Stored dataset items
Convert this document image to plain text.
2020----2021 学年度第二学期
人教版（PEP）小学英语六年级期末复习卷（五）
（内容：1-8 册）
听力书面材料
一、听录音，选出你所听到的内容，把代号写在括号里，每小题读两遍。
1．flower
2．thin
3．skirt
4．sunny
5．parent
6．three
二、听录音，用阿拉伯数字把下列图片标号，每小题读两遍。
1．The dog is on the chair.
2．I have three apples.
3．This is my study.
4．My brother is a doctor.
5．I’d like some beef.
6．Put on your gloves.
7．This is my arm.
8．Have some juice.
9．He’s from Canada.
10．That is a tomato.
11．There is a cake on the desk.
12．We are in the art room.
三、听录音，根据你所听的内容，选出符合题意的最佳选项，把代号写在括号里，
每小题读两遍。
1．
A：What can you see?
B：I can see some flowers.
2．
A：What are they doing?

◆ Exercise description ◆
Retype the listing exactly, in full.

◆ Solution below ◆
Convert this document image to plain text.
2020----2021 学年度第二学期
人教版（PEP）小学英语六年级期末复习卷（五）
（内容：1-8 册）
听力书面材料
一、听录音，选出你所听到的内容，把代号写在括号里，每小题读两遍。
1．flower
2．thin
3．skirt
4．sunny
5．parent
6．three
二、听录音，用阿拉伯数字把下列图片标号，每小题读两遍。
1．The dog is on the chair.
2．I have three apples.
3．This is my study.
4．My brother is a doctor.
5．I’d like some beef.
6．Put on your gloves.
7．This is my arm.
8．Have some juice.
9．He’s from Canada.
10．That is a tomato.
11．There is a cake on the desk.
12．We are in the art room.
三、听录音，根据你所听的内容，选出符合题意的最佳选项，把代号写在括号里，
每小题读两遍。
1．
A：What can you see?
B：I can see some flowers.
2．
A：What are they doing?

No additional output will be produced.